▶ Exercise brief
Quote, verbatim, all material below, without pictures.
──────── Input material ────────
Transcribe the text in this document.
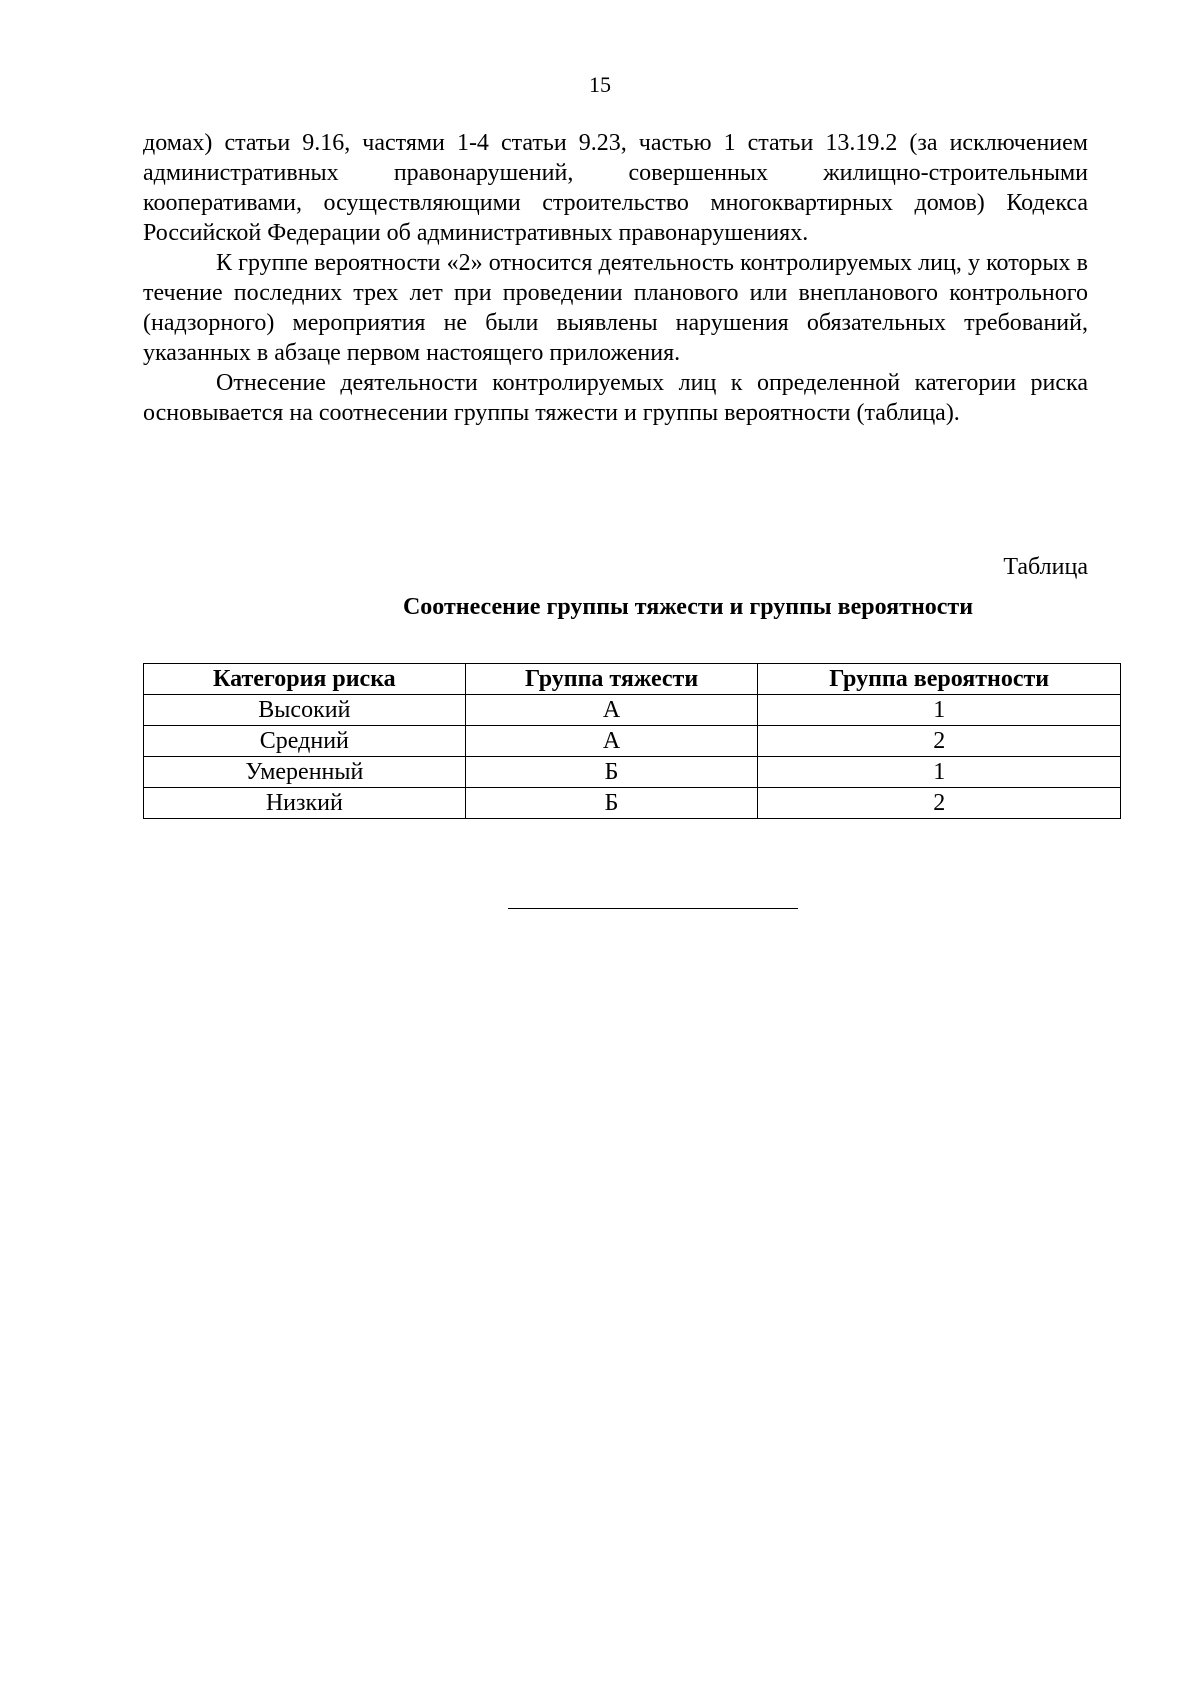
15

домах) статьи 9.16, частями 1-4 статьи 9.23, частью 1 статьи 13.19.2 (за исключением административных правонарушений, совершенных жилищно-строительными кооперативами, осуществляющими строительство многоквартирных домов) Кодекса Российской Федерации об административных правонарушениях.

К группе вероятности «2» относится деятельность контролируемых лиц, у которых в течение последних трех лет при проведении планового или внепланового контрольного (надзорного) мероприятия не были выявлены нарушения обязательных требований, указанных в абзаце первом настоящего приложения.

Отнесение деятельности контролируемых лиц к определенной категории риска основывается на соотнесении группы тяжести и группы вероятности (таблица).

Таблица
Соотнесение группы тяжести и группы вероятности
Категория риска	Группа тяжести	Группа вероятности
Высокий	А	1
Средний	А	2
Умеренный	Б	1
Низкий	Б	2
────────
▶ Solution to this problem
Transcribe the text in this document.
15

домах) статьи 9.16, частями 1-4 статьи 9.23, частью 1 статьи 13.19.2 (за исключением административных правонарушений, совершенных жилищно-строительными кооперативами, осуществляющими строительство многоквартирных домов) Кодекса Российской Федерации об административных правонарушениях.

К группе вероятности «2» относится деятельность контролируемых лиц, у которых в течение последних трех лет при проведении планового или внепланового контрольного (надзорного) мероприятия не были выявлены нарушения обязательных требований, указанных в абзаце первом настоящего приложения.

Отнесение деятельности контролируемых лиц к определенной категории риска основывается на соотнесении группы тяжести и группы вероятности (таблица).

Таблица
Соотнесение группы тяжести и группы вероятности
Категория риска	Группа тяжести	Группа вероятности
Высокий	А	1
Средний	А	2
Умеренный	Б	1
Низкий	Б	2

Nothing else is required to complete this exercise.